Filter the data below for the string "this" and copy each matching line.
□ □ □ □ □
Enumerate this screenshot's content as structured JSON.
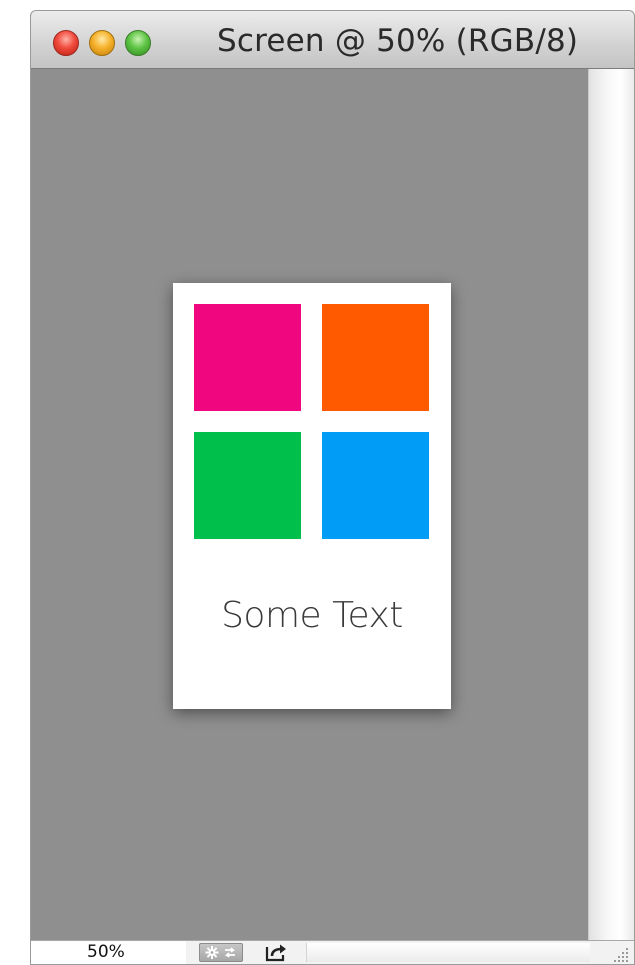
{
  "window": {
    "title": "Screen @ 50% (RGB/8)",
    "controls": [
      "close-button",
      "minimize-button",
      "zoom-button"
    ]
  },
  "document": {
    "background": "#ffffff",
    "swatches": [
      {
        "name": "pink",
        "color": "#f0077f"
      },
      {
        "name": "orange",
        "color": "#ff5a00"
      },
      {
        "name": "green",
        "color": "#00bf4a"
      },
      {
        "name": "blue",
        "color": "#009cf5"
      }
    ],
    "text": "Some Text"
  },
  "status_bar": {
    "zoom": "50%",
    "icons": [
      "gear-arrows-icon",
      "share-icon",
      "resize-grip-icon"
    ]
  },
  "colors": {
    "canvas_background": "#8f8f8f"
  }
}
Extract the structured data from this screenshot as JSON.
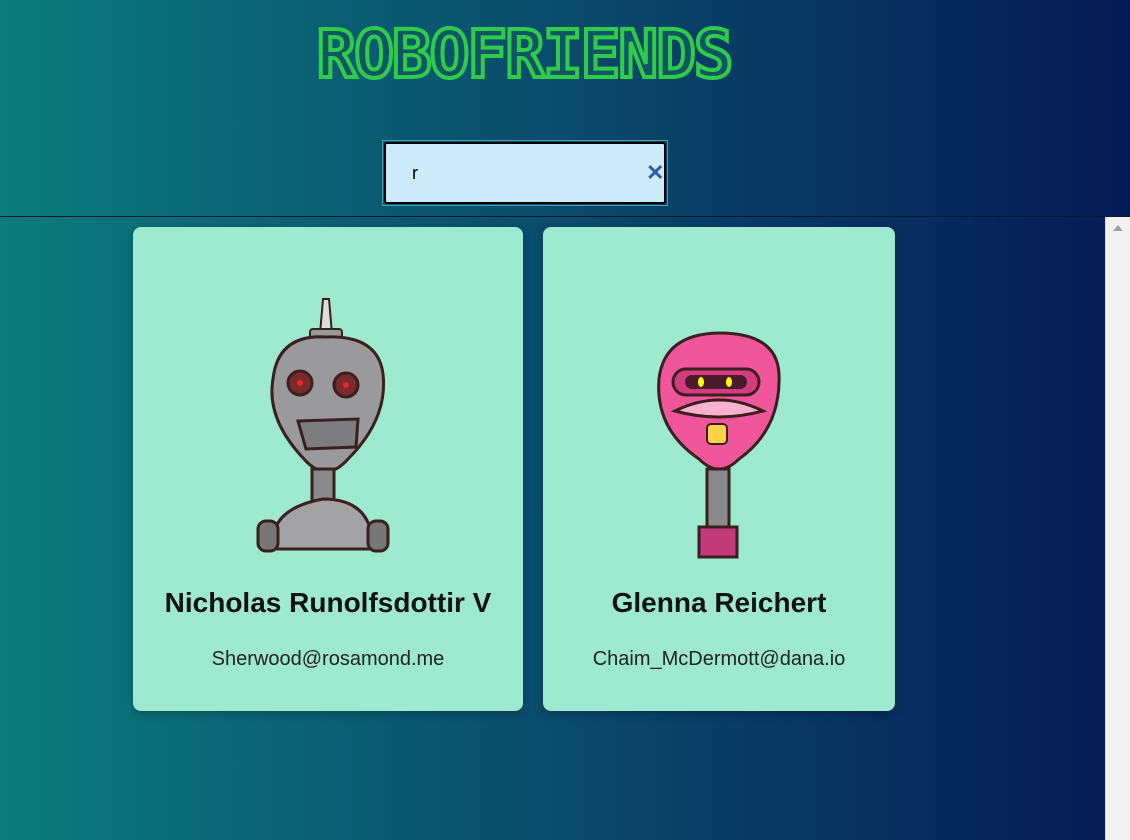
{
  "app": {
    "title": "ROBOFRIENDS"
  },
  "search": {
    "value": "r",
    "clear_icon": "✕"
  },
  "robots": [
    {
      "name": "Nicholas Runolfsdottir V",
      "email": "Sherwood@rosamond.me",
      "color": "#9a9a9c"
    },
    {
      "name": "Glenna Reichert",
      "email": "Chaim_McDermott@dana.io",
      "color": "#f0579a"
    }
  ],
  "colors": {
    "card": "#9eead0",
    "title": "#2ecc48",
    "search_bg": "#cdebfb"
  }
}
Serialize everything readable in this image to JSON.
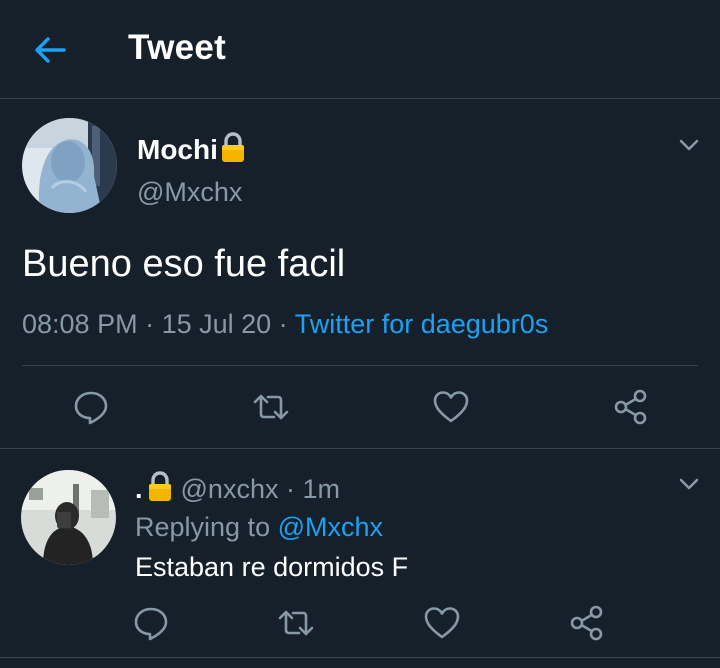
{
  "header": {
    "title": "Tweet",
    "back_icon": "arrow-left-icon",
    "accent": "#1da1f2"
  },
  "tweet": {
    "display_name": "Mochi",
    "lock_emoji": "🔒",
    "handle": "@Mxchx",
    "text": "Bueno eso fue facil",
    "time": "08:08 PM",
    "date": "15 Jul 20",
    "separator": " · ",
    "source": "Twitter for daegubr0s",
    "actions": [
      "reply-icon",
      "retweet-icon",
      "like-icon",
      "share-icon"
    ]
  },
  "reply": {
    "display_name": ".",
    "lock_emoji": "🔒",
    "handle": "@nxchx",
    "separator": " · ",
    "age": "1m",
    "replying_label": "Replying to",
    "replying_to": "@Mxchx",
    "text": "Estaban re dormidos F",
    "actions": [
      "reply-icon",
      "retweet-icon",
      "like-icon",
      "share-icon"
    ]
  },
  "colors": {
    "background": "#15202b",
    "divider": "#38444d",
    "secondary_text": "#8899a6",
    "link": "#1da1f2"
  }
}
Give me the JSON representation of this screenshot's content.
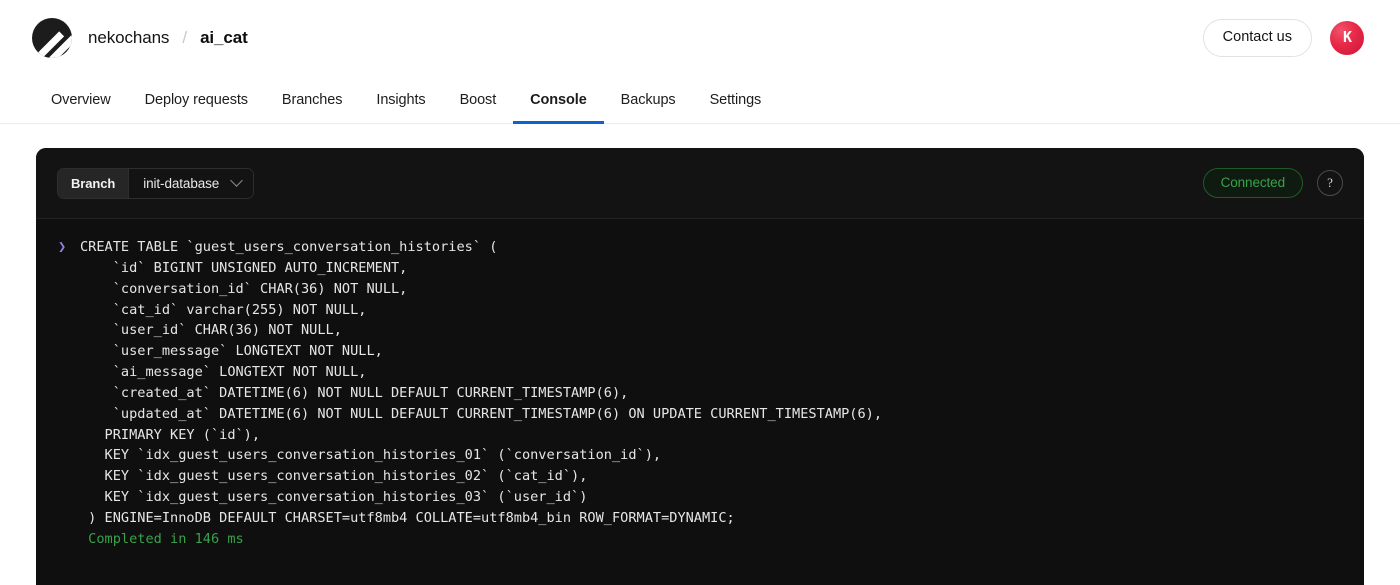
{
  "header": {
    "logo_icon": "planetscale-logo-icon",
    "breadcrumb": {
      "org": "nekochans",
      "separator": "/",
      "database": "ai_cat"
    },
    "contact_label": "Contact us",
    "avatar_letter": "K"
  },
  "nav": {
    "accent_color": "#0b63ce",
    "tabs": [
      {
        "label": "Overview",
        "active": false
      },
      {
        "label": "Deploy requests",
        "active": false
      },
      {
        "label": "Branches",
        "active": false
      },
      {
        "label": "Insights",
        "active": false
      },
      {
        "label": "Boost",
        "active": false
      },
      {
        "label": "Console",
        "active": true
      },
      {
        "label": "Backups",
        "active": false
      },
      {
        "label": "Settings",
        "active": false
      }
    ]
  },
  "console": {
    "branch_label": "Branch",
    "branch_value": "init-database",
    "branch_chevron_icon": "chevron-down-icon",
    "status": "Connected",
    "status_color": "#37a24a",
    "help_icon": "question-mark-icon",
    "prompt_symbol": "❯",
    "prompt_color": "#9183e0",
    "lines": [
      {
        "prompt": true,
        "text": "CREATE TABLE `guest_users_conversation_histories` ("
      },
      {
        "prompt": false,
        "text": "    `id` BIGINT UNSIGNED AUTO_INCREMENT,"
      },
      {
        "prompt": false,
        "text": "    `conversation_id` CHAR(36) NOT NULL,"
      },
      {
        "prompt": false,
        "text": "    `cat_id` varchar(255) NOT NULL,"
      },
      {
        "prompt": false,
        "text": "    `user_id` CHAR(36) NOT NULL,"
      },
      {
        "prompt": false,
        "text": "    `user_message` LONGTEXT NOT NULL,"
      },
      {
        "prompt": false,
        "text": "    `ai_message` LONGTEXT NOT NULL,"
      },
      {
        "prompt": false,
        "text": "    `created_at` DATETIME(6) NOT NULL DEFAULT CURRENT_TIMESTAMP(6),"
      },
      {
        "prompt": false,
        "text": "    `updated_at` DATETIME(6) NOT NULL DEFAULT CURRENT_TIMESTAMP(6) ON UPDATE CURRENT_TIMESTAMP(6),"
      },
      {
        "prompt": false,
        "text": "   PRIMARY KEY (`id`),"
      },
      {
        "prompt": false,
        "text": "   KEY `idx_guest_users_conversation_histories_01` (`conversation_id`),"
      },
      {
        "prompt": false,
        "text": "   KEY `idx_guest_users_conversation_histories_02` (`cat_id`),"
      },
      {
        "prompt": false,
        "text": "   KEY `idx_guest_users_conversation_histories_03` (`user_id`)"
      },
      {
        "prompt": false,
        "text": " ) ENGINE=InnoDB DEFAULT CHARSET=utf8mb4 COLLATE=utf8mb4_bin ROW_FORMAT=DYNAMIC;"
      },
      {
        "prompt": false,
        "text": " Completed in 146 ms",
        "status": "ok"
      }
    ]
  }
}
□ □ □ □ □
### Exercise result
Enumerate this screenshot's content as structured JSON.
Extract the structured data from this screenshot as JSON.
Serialize everything readable in this image to JSON.
Give me the JSON representation of this screenshot's content.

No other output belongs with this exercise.